### EXERCISE REQUIREMENTS
Copy all lines below containing "this".

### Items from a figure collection
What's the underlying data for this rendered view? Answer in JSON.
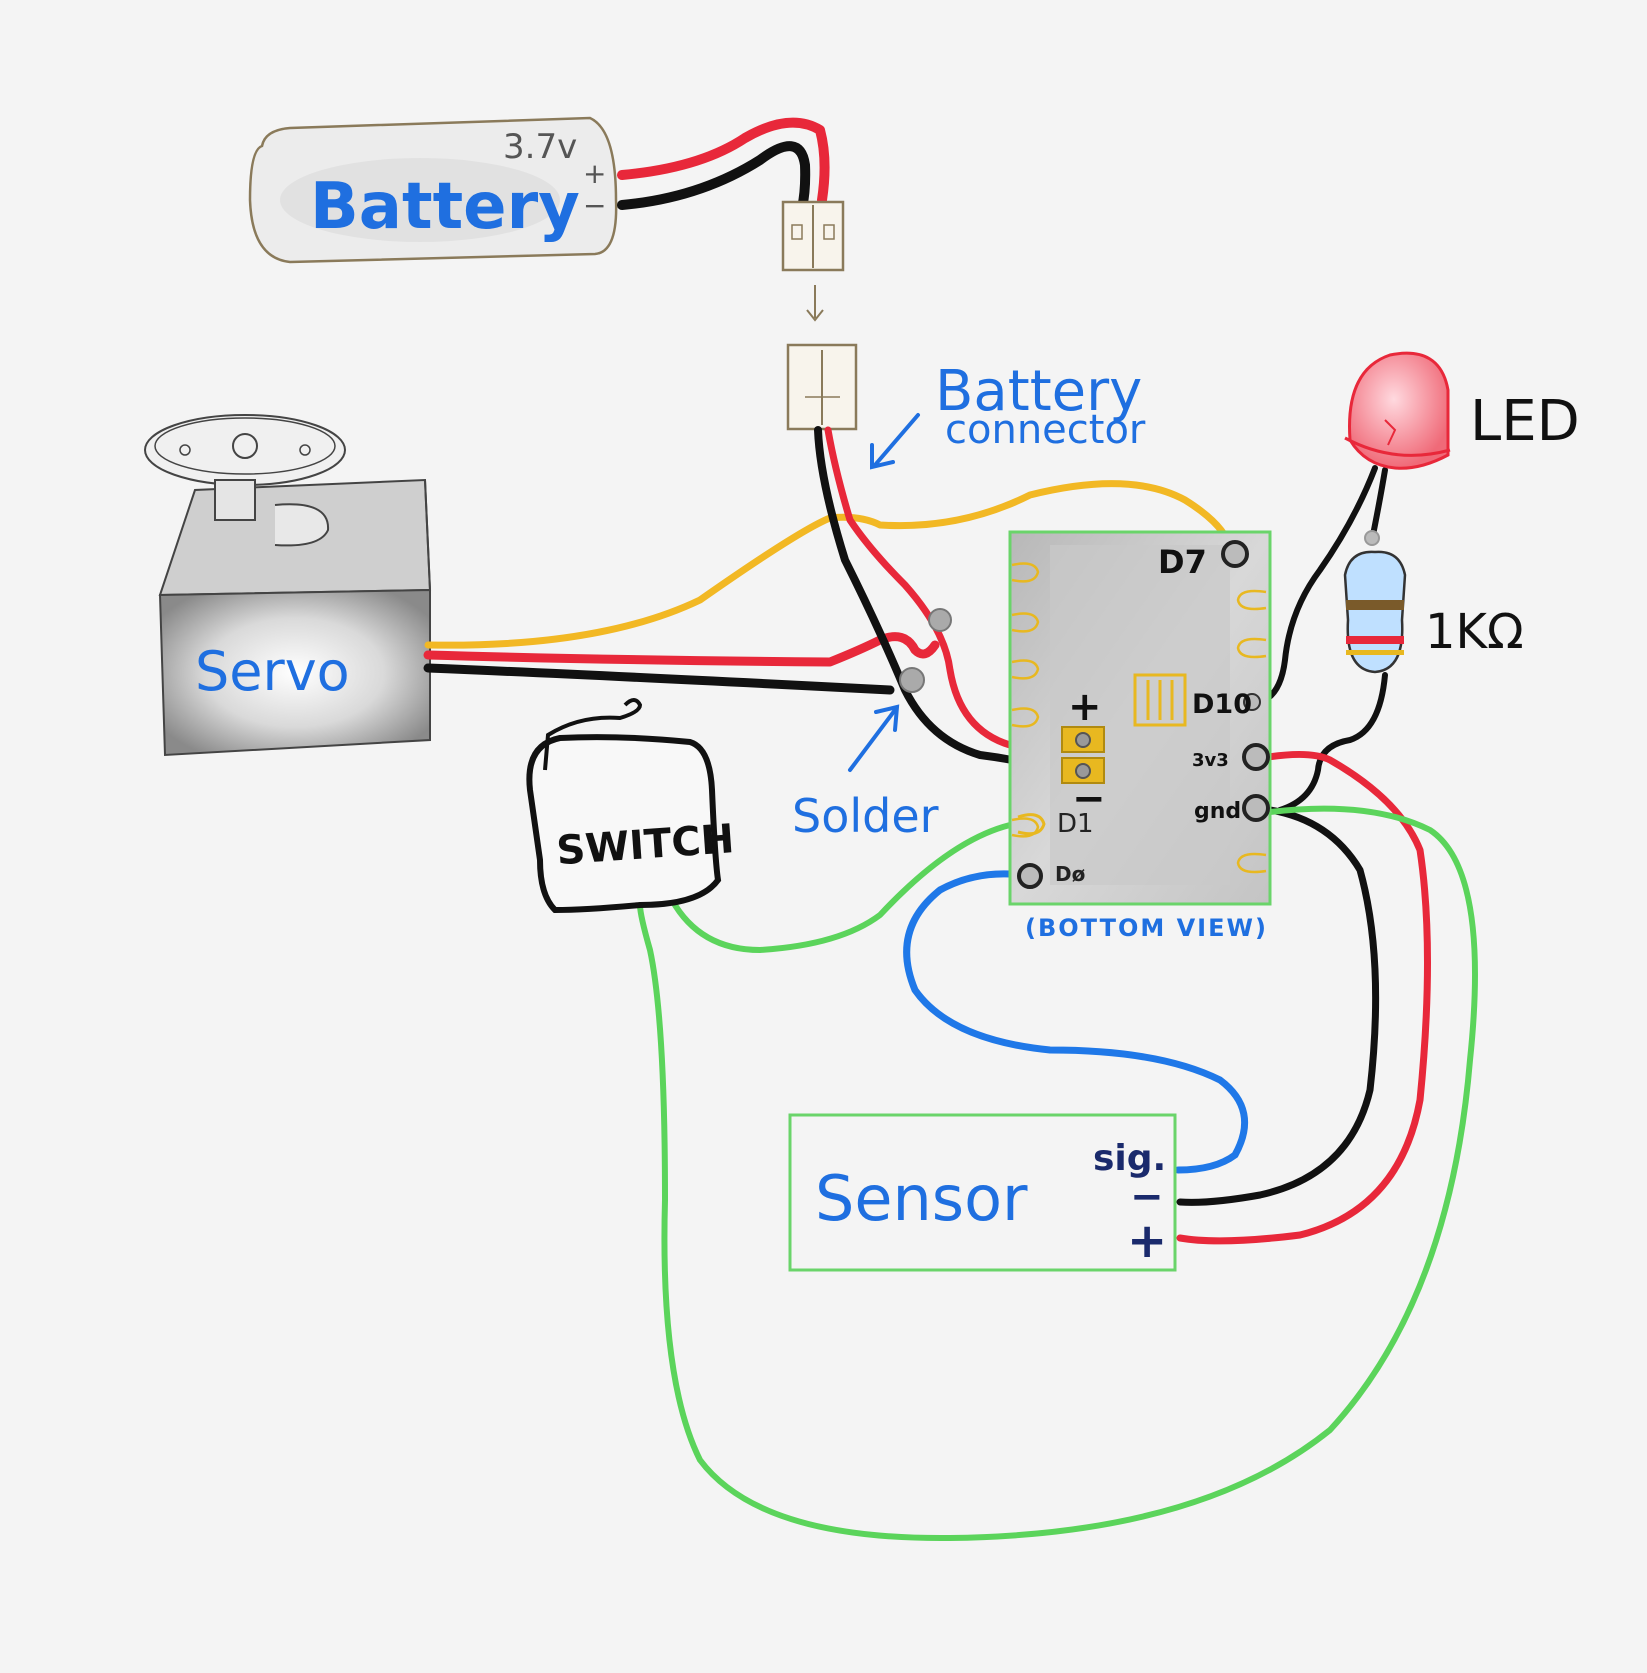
{
  "labels": {
    "battery": "Battery",
    "battery_voltage": "3.7v",
    "battery_plus": "+",
    "battery_minus": "−",
    "battery_connector_line1": "Battery",
    "battery_connector_line2": "connector",
    "servo": "Servo",
    "switch": "SWITCH",
    "solder": "Solder",
    "led": "LED",
    "resistor": "1KΩ",
    "bottom_view": "(BOTTOM VIEW)",
    "sensor": "Sensor",
    "sensor_sig": "sig.",
    "sensor_minus": "−",
    "sensor_plus": "+",
    "pad_plus": "+",
    "pad_minus": "−"
  },
  "board_pins": {
    "d7": "D7",
    "d10": "D10",
    "v3": "3v3",
    "gnd": "gnd",
    "d1": "D1",
    "d0": "Dø"
  },
  "colors": {
    "background": "#f4f4f4",
    "wire_red": "#e8283a",
    "wire_black": "#111111",
    "wire_yellow": "#f2b824",
    "wire_green": "#5bd45b",
    "wire_blue": "#1f78e8",
    "label_blue": "#1f6fe0",
    "label_navy": "#1a2a6c",
    "board_outline": "#6ad46a",
    "pad_gold": "#e8b820",
    "led_red": "#f05a6a"
  }
}
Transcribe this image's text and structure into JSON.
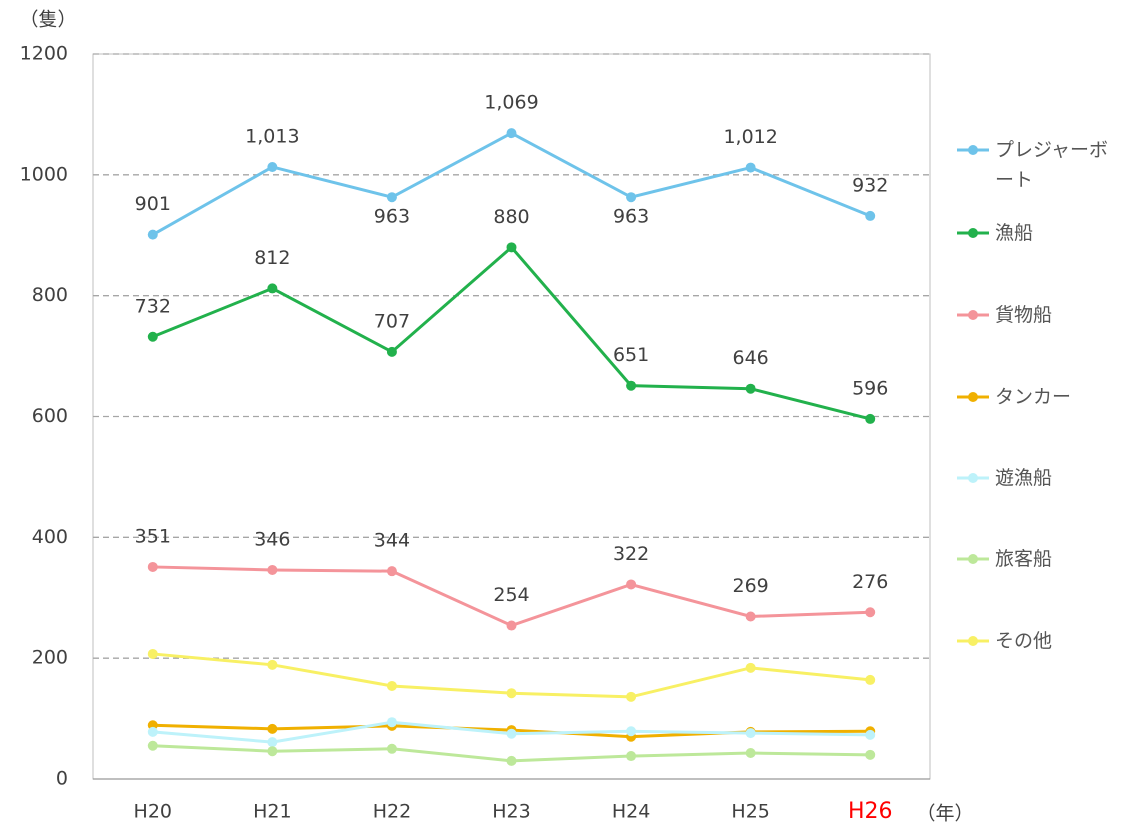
{
  "chart_data": {
    "type": "line",
    "y_unit": "（隻）",
    "x_unit": "（年）",
    "categories": [
      "H20",
      "H21",
      "H22",
      "H23",
      "H24",
      "H25",
      "H26"
    ],
    "highlight_category_index": 6,
    "highlight_color": "#ff0000",
    "series": [
      {
        "name": "プレジャーボート",
        "color": "#6ec3ea",
        "values": [
          901,
          1013,
          963,
          1069,
          963,
          1012,
          932
        ],
        "value_labels": [
          "901",
          "1,013",
          "963",
          "1,069",
          "963",
          "1,012",
          "932"
        ]
      },
      {
        "name": "漁船",
        "color": "#22b14c",
        "values": [
          732,
          812,
          707,
          880,
          651,
          646,
          596
        ],
        "value_labels": [
          "732",
          "812",
          "707",
          "880",
          "651",
          "646",
          "596"
        ]
      },
      {
        "name": "貨物船",
        "color": "#f4949a",
        "values": [
          351,
          346,
          344,
          254,
          322,
          269,
          276
        ],
        "value_labels": [
          "351",
          "346",
          "344",
          "254",
          "322",
          "269",
          "276"
        ]
      },
      {
        "name": "タンカー",
        "color": "#f0b000",
        "values": [
          89,
          83,
          88,
          81,
          70,
          78,
          79
        ]
      },
      {
        "name": "遊漁船",
        "color": "#bdf2fa",
        "values": [
          78,
          61,
          94,
          75,
          79,
          76,
          73
        ]
      },
      {
        "name": "旅客船",
        "color": "#bde89a",
        "values": [
          55,
          46,
          50,
          30,
          38,
          43,
          40
        ]
      },
      {
        "name": "その他",
        "color": "#f8f064",
        "values": [
          207,
          189,
          154,
          142,
          136,
          184,
          164
        ]
      }
    ],
    "ylim": [
      0,
      1200
    ],
    "yticks": [
      0,
      200,
      400,
      600,
      800,
      1000,
      1200
    ],
    "grid": true,
    "legend": "right"
  }
}
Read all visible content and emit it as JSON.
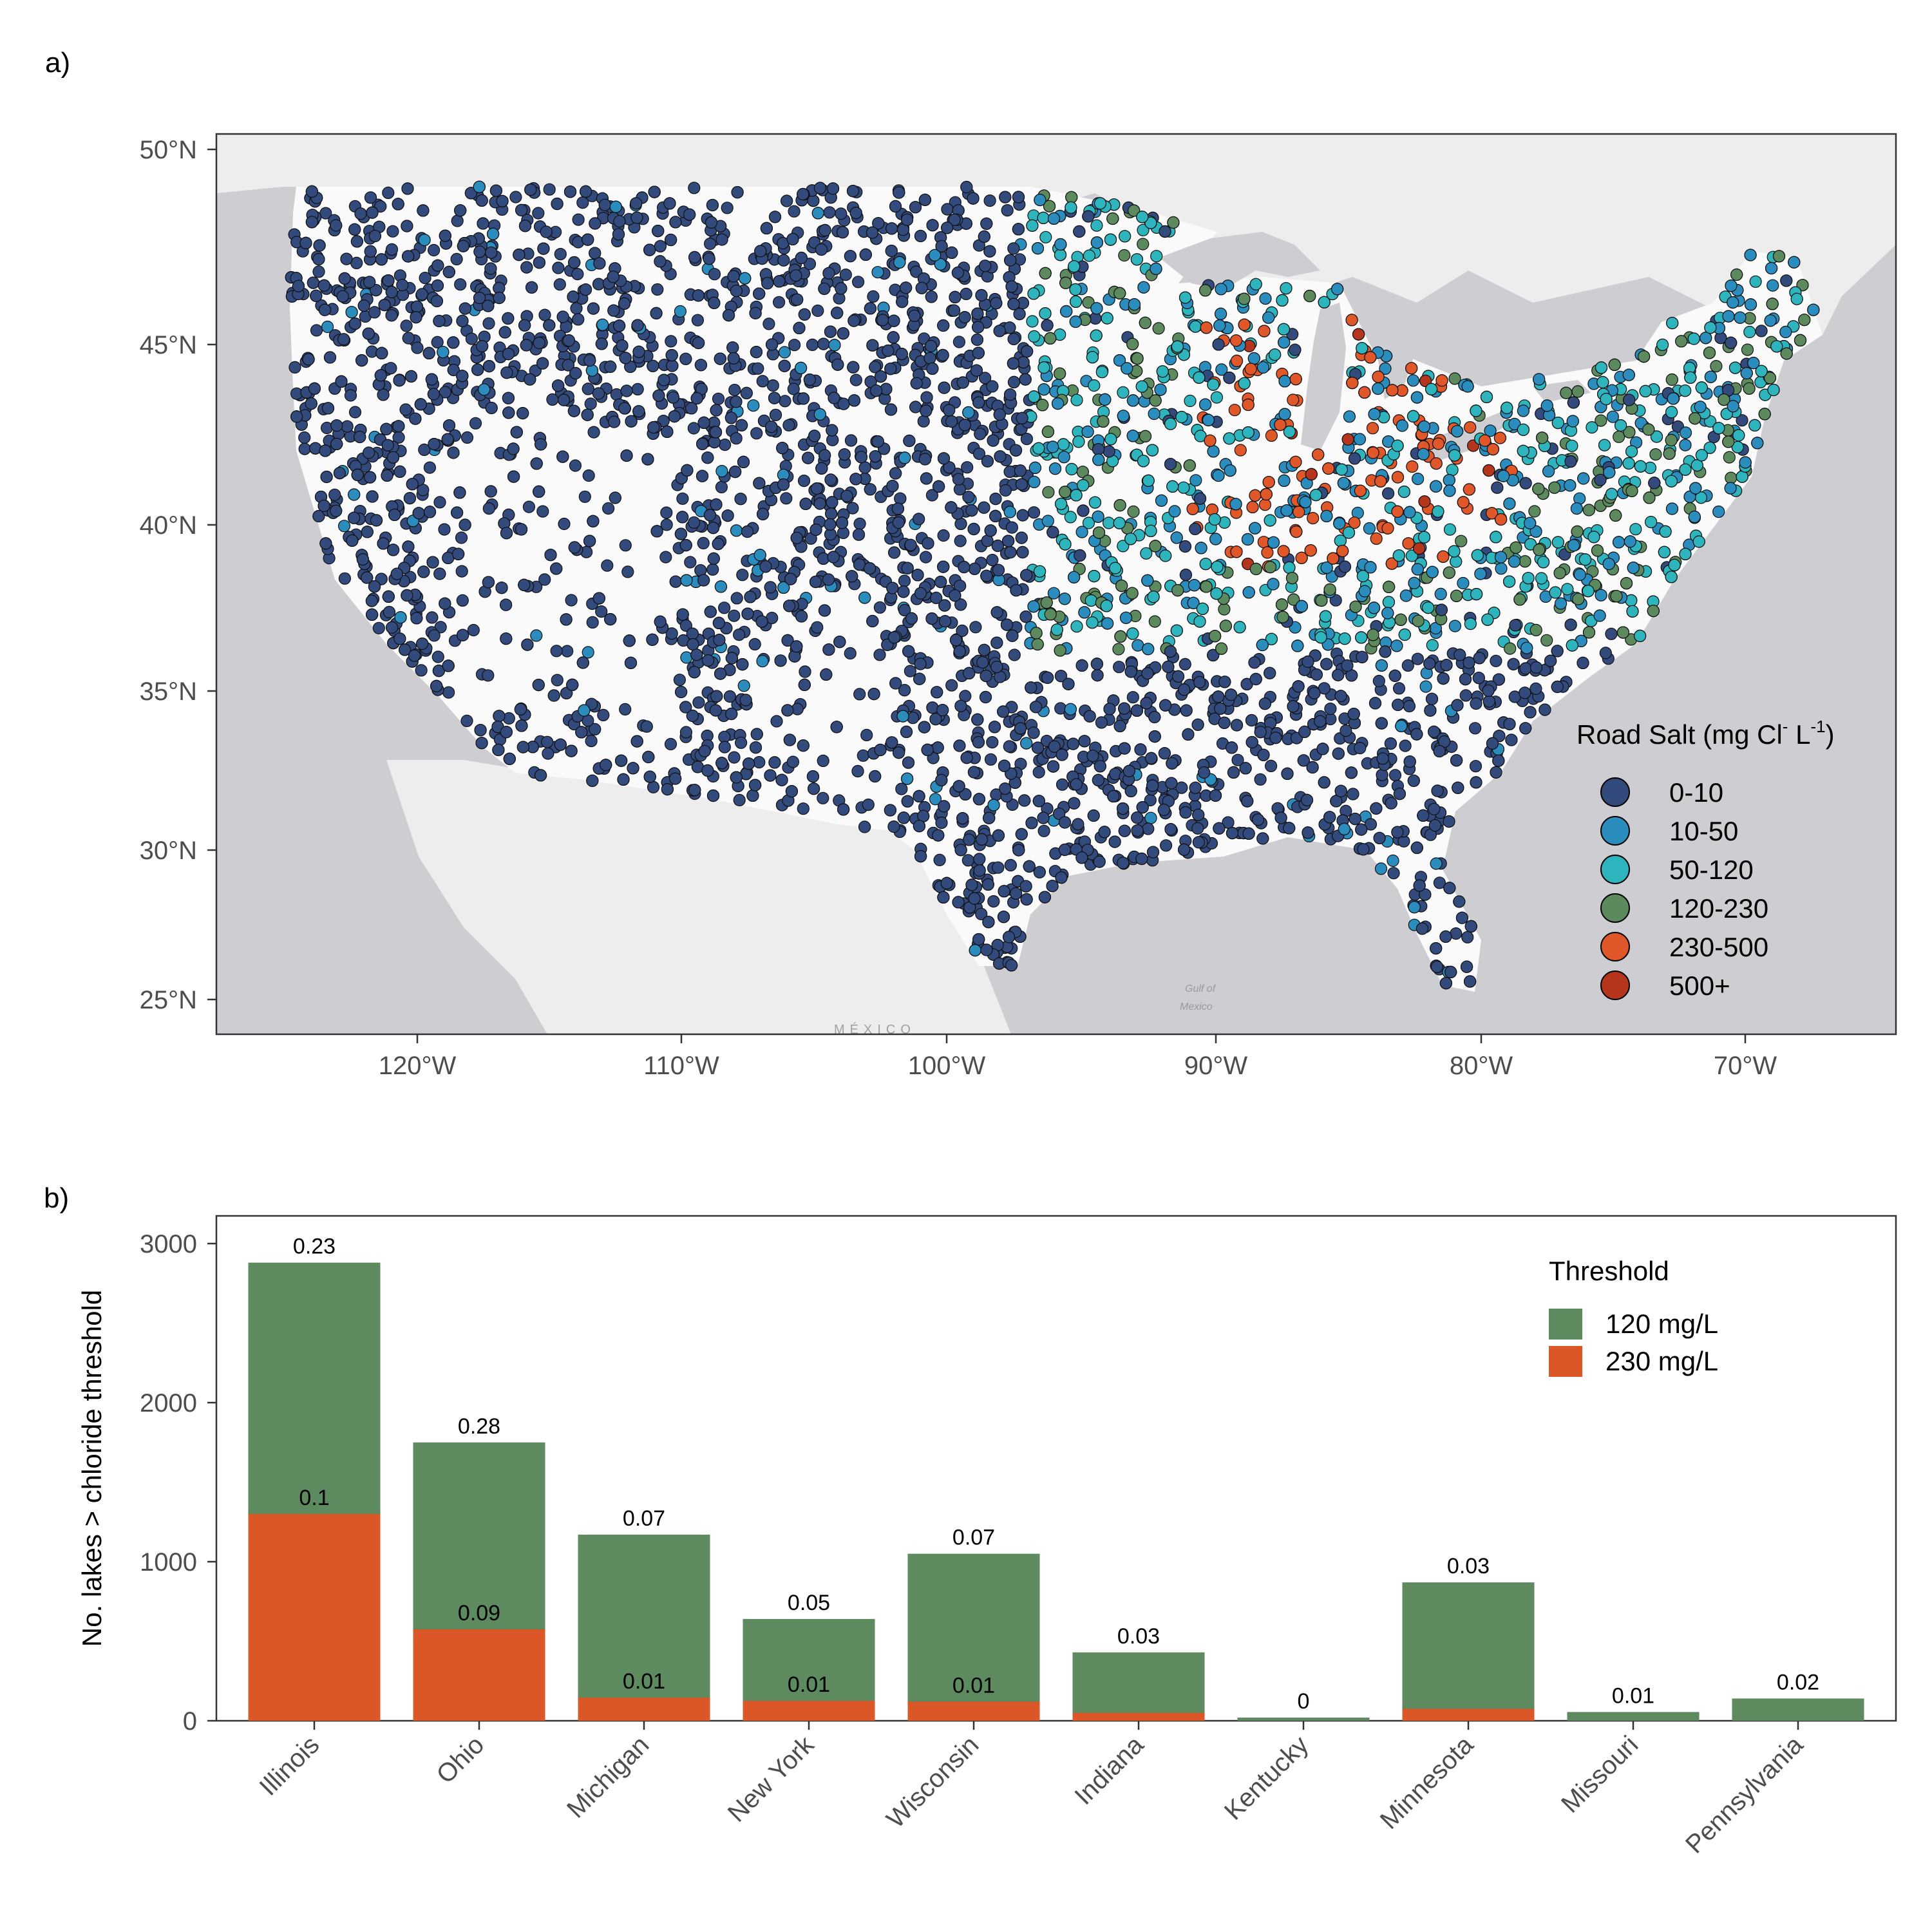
{
  "panel_a": {
    "label": "a)",
    "map_labels": {
      "gulf": "Gulf of\nMexico",
      "country": "MÉXICO"
    },
    "legend": {
      "title": "Road Salt (mg Cl",
      "title_sup1": "-",
      "title_mid": " L",
      "title_sup2": "-1",
      "title_end": ")",
      "items": [
        {
          "label": "0-10",
          "color": "#334A7D"
        },
        {
          "label": "10-50",
          "color": "#2B8CBE"
        },
        {
          "label": "50-120",
          "color": "#2EB4BC"
        },
        {
          "label": "120-230",
          "color": "#5C8A5E"
        },
        {
          "label": "230-500",
          "color": "#E0572A"
        },
        {
          "label": "500+",
          "color": "#B5351D"
        }
      ]
    },
    "y_ticks": [
      "25°N",
      "30°N",
      "35°N",
      "40°N",
      "45°N",
      "50°N"
    ],
    "x_ticks": [
      "120°W",
      "110°W",
      "100°W",
      "90°W",
      "80°W",
      "70°W"
    ]
  },
  "chart_data": {
    "type": "bar",
    "title": "",
    "xlabel": "",
    "ylabel": "No. lakes > chloride threshold",
    "ylim": [
      0,
      3000
    ],
    "y_ticks": [
      0,
      1000,
      2000,
      3000
    ],
    "categories": [
      "Illinois",
      "Ohio",
      "Michigan",
      "New York",
      "Wisconsin",
      "Indiana",
      "Kentucky",
      "Minnesota",
      "Missouri",
      "Pennsylvania"
    ],
    "series": [
      {
        "name": "120 mg/L",
        "color": "#5D8A5E",
        "values": [
          2880,
          1750,
          1170,
          640,
          1050,
          430,
          20,
          870,
          55,
          140
        ],
        "labels": [
          "0.23",
          "0.28",
          "0.07",
          "0.05",
          "0.07",
          "0.03",
          "0",
          "0.03",
          "0.01",
          "0.02"
        ]
      },
      {
        "name": "230 mg/L",
        "color": "#DC5727",
        "values": [
          1300,
          575,
          145,
          125,
          120,
          50,
          0,
          75,
          0,
          0
        ],
        "labels": [
          "0.1",
          "0.09",
          "0.01",
          "0.01",
          "0.01",
          "",
          "",
          "",
          "",
          ""
        ]
      }
    ],
    "legend": {
      "title": "Threshold",
      "position": "top-right"
    },
    "panel_label": "b)"
  }
}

### RESULT
What's the underlying data for this rendered view? Answer in JSON.
Transcribe this image's text and structure into JSON.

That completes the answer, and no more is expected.